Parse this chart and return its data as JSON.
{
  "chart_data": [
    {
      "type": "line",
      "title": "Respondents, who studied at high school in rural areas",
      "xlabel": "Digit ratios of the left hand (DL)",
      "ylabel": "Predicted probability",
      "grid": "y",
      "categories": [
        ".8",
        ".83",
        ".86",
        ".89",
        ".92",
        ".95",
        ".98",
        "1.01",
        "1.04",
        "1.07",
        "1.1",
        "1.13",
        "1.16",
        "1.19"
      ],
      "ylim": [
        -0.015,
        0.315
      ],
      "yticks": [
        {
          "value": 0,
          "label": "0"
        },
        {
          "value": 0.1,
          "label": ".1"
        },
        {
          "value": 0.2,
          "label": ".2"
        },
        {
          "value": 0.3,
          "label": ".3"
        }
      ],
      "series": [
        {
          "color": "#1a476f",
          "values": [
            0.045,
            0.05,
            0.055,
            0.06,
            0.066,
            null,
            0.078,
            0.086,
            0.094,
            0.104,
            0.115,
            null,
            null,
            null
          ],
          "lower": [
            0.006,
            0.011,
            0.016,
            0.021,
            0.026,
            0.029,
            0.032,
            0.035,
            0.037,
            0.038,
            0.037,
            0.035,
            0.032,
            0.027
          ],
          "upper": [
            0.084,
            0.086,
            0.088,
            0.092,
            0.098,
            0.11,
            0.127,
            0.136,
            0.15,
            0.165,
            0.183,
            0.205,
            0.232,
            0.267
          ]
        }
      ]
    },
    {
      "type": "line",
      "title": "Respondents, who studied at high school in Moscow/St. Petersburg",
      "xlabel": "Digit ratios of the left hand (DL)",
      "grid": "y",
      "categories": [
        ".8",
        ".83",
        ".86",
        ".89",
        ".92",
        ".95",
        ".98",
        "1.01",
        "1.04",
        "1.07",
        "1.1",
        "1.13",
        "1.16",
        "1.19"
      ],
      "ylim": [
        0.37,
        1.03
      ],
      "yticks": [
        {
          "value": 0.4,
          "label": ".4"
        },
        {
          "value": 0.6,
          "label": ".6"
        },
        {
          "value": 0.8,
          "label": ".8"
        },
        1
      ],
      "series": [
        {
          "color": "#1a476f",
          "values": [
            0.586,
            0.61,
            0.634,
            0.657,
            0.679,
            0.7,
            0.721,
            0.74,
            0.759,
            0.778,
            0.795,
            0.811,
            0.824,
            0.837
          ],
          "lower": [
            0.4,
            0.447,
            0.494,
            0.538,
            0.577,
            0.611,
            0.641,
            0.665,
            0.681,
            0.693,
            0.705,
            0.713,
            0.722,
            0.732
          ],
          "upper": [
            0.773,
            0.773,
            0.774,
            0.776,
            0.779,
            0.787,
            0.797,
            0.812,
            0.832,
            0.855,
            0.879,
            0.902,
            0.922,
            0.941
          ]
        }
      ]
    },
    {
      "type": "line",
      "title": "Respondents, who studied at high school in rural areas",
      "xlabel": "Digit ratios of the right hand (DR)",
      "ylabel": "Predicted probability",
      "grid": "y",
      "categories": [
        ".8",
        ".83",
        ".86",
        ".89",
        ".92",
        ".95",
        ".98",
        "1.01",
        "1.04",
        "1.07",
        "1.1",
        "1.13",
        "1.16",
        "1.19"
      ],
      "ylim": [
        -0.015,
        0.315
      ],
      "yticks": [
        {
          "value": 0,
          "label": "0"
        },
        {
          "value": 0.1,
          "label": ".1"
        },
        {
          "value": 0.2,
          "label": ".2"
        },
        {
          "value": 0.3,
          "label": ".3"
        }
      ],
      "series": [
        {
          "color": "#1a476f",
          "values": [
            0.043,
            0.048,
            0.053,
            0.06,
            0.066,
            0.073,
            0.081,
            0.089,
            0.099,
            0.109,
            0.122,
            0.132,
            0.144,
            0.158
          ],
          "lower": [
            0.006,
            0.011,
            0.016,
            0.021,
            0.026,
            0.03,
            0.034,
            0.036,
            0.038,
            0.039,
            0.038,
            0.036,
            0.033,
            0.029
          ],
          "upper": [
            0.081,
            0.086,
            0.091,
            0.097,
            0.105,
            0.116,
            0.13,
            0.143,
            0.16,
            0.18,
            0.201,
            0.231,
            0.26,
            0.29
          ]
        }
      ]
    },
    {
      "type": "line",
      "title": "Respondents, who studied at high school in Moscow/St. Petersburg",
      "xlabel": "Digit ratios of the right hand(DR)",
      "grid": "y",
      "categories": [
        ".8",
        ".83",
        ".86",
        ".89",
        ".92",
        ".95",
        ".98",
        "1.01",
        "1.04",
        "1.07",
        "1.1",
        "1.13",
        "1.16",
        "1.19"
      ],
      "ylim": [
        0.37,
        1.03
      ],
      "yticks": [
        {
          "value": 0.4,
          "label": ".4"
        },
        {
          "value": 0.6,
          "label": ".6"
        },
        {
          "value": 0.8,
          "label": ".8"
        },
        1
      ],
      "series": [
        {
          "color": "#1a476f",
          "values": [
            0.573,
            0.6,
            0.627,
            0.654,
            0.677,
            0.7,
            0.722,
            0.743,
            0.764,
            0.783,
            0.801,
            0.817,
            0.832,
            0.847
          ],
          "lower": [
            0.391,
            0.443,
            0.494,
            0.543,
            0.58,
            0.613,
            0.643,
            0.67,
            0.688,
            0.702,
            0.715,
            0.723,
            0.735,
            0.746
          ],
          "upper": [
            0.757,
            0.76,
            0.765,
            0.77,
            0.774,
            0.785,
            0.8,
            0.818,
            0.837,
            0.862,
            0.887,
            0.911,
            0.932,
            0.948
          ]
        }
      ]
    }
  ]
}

+-------+

WHAT IS REQUIRED — Extract every line above exactly as it stands.

WRITTEN SOLUTION —
Parse this chart and return its data as JSON.
{
  "chart_data": [
    {
      "type": "line",
      "title": "Respondents, who studied at high school in rural areas",
      "xlabel": "Digit ratios of the left hand (DL)",
      "ylabel": "Predicted probability",
      "grid": "y",
      "categories": [
        ".8",
        ".83",
        ".86",
        ".89",
        ".92",
        ".95",
        ".98",
        "1.01",
        "1.04",
        "1.07",
        "1.1",
        "1.13",
        "1.16",
        "1.19"
      ],
      "ylim": [
        -0.015,
        0.315
      ],
      "yticks": [
        {
          "value": 0,
          "label": "0"
        },
        {
          "value": 0.1,
          "label": ".1"
        },
        {
          "value": 0.2,
          "label": ".2"
        },
        {
          "value": 0.3,
          "label": ".3"
        }
      ],
      "series": [
        {
          "color": "#1a476f",
          "values": [
            0.045,
            0.05,
            0.055,
            0.06,
            0.066,
            null,
            0.078,
            0.086,
            0.094,
            0.104,
            0.115,
            null,
            null,
            null
          ],
          "lower": [
            0.006,
            0.011,
            0.016,
            0.021,
            0.026,
            0.029,
            0.032,
            0.035,
            0.037,
            0.038,
            0.037,
            0.035,
            0.032,
            0.027
          ],
          "upper": [
            0.084,
            0.086,
            0.088,
            0.092,
            0.098,
            0.11,
            0.127,
            0.136,
            0.15,
            0.165,
            0.183,
            0.205,
            0.232,
            0.267
          ]
        }
      ]
    },
    {
      "type": "line",
      "title": "Respondents, who studied at high school in Moscow/St. Petersburg",
      "xlabel": "Digit ratios of the left hand (DL)",
      "grid": "y",
      "categories": [
        ".8",
        ".83",
        ".86",
        ".89",
        ".92",
        ".95",
        ".98",
        "1.01",
        "1.04",
        "1.07",
        "1.1",
        "1.13",
        "1.16",
        "1.19"
      ],
      "ylim": [
        0.37,
        1.03
      ],
      "yticks": [
        {
          "value": 0.4,
          "label": ".4"
        },
        {
          "value": 0.6,
          "label": ".6"
        },
        {
          "value": 0.8,
          "label": ".8"
        },
        1
      ],
      "series": [
        {
          "color": "#1a476f",
          "values": [
            0.586,
            0.61,
            0.634,
            0.657,
            0.679,
            0.7,
            0.721,
            0.74,
            0.759,
            0.778,
            0.795,
            0.811,
            0.824,
            0.837
          ],
          "lower": [
            0.4,
            0.447,
            0.494,
            0.538,
            0.577,
            0.611,
            0.641,
            0.665,
            0.681,
            0.693,
            0.705,
            0.713,
            0.722,
            0.732
          ],
          "upper": [
            0.773,
            0.773,
            0.774,
            0.776,
            0.779,
            0.787,
            0.797,
            0.812,
            0.832,
            0.855,
            0.879,
            0.902,
            0.922,
            0.941
          ]
        }
      ]
    },
    {
      "type": "line",
      "title": "Respondents, who studied at high school in rural areas",
      "xlabel": "Digit ratios of the right hand (DR)",
      "ylabel": "Predicted probability",
      "grid": "y",
      "categories": [
        ".8",
        ".83",
        ".86",
        ".89",
        ".92",
        ".95",
        ".98",
        "1.01",
        "1.04",
        "1.07",
        "1.1",
        "1.13",
        "1.16",
        "1.19"
      ],
      "ylim": [
        -0.015,
        0.315
      ],
      "yticks": [
        {
          "value": 0,
          "label": "0"
        },
        {
          "value": 0.1,
          "label": ".1"
        },
        {
          "value": 0.2,
          "label": ".2"
        },
        {
          "value": 0.3,
          "label": ".3"
        }
      ],
      "series": [
        {
          "color": "#1a476f",
          "values": [
            0.043,
            0.048,
            0.053,
            0.06,
            0.066,
            0.073,
            0.081,
            0.089,
            0.099,
            0.109,
            0.122,
            0.132,
            0.144,
            0.158
          ],
          "lower": [
            0.006,
            0.011,
            0.016,
            0.021,
            0.026,
            0.03,
            0.034,
            0.036,
            0.038,
            0.039,
            0.038,
            0.036,
            0.033,
            0.029
          ],
          "upper": [
            0.081,
            0.086,
            0.091,
            0.097,
            0.105,
            0.116,
            0.13,
            0.143,
            0.16,
            0.18,
            0.201,
            0.231,
            0.26,
            0.29
          ]
        }
      ]
    },
    {
      "type": "line",
      "title": "Respondents, who studied at high school in Moscow/St. Petersburg",
      "xlabel": "Digit ratios of the right hand(DR)",
      "grid": "y",
      "categories": [
        ".8",
        ".83",
        ".86",
        ".89",
        ".92",
        ".95",
        ".98",
        "1.01",
        "1.04",
        "1.07",
        "1.1",
        "1.13",
        "1.16",
        "1.19"
      ],
      "ylim": [
        0.37,
        1.03
      ],
      "yticks": [
        {
          "value": 0.4,
          "label": ".4"
        },
        {
          "value": 0.6,
          "label": ".6"
        },
        {
          "value": 0.8,
          "label": ".8"
        },
        1
      ],
      "series": [
        {
          "color": "#1a476f",
          "values": [
            0.573,
            0.6,
            0.627,
            0.654,
            0.677,
            0.7,
            0.722,
            0.743,
            0.764,
            0.783,
            0.801,
            0.817,
            0.832,
            0.847
          ],
          "lower": [
            0.391,
            0.443,
            0.494,
            0.543,
            0.58,
            0.613,
            0.643,
            0.67,
            0.688,
            0.702,
            0.715,
            0.723,
            0.735,
            0.746
          ],
          "upper": [
            0.757,
            0.76,
            0.765,
            0.77,
            0.774,
            0.785,
            0.8,
            0.818,
            0.837,
            0.862,
            0.887,
            0.911,
            0.932,
            0.948
          ]
        }
      ]
    }
  ]
}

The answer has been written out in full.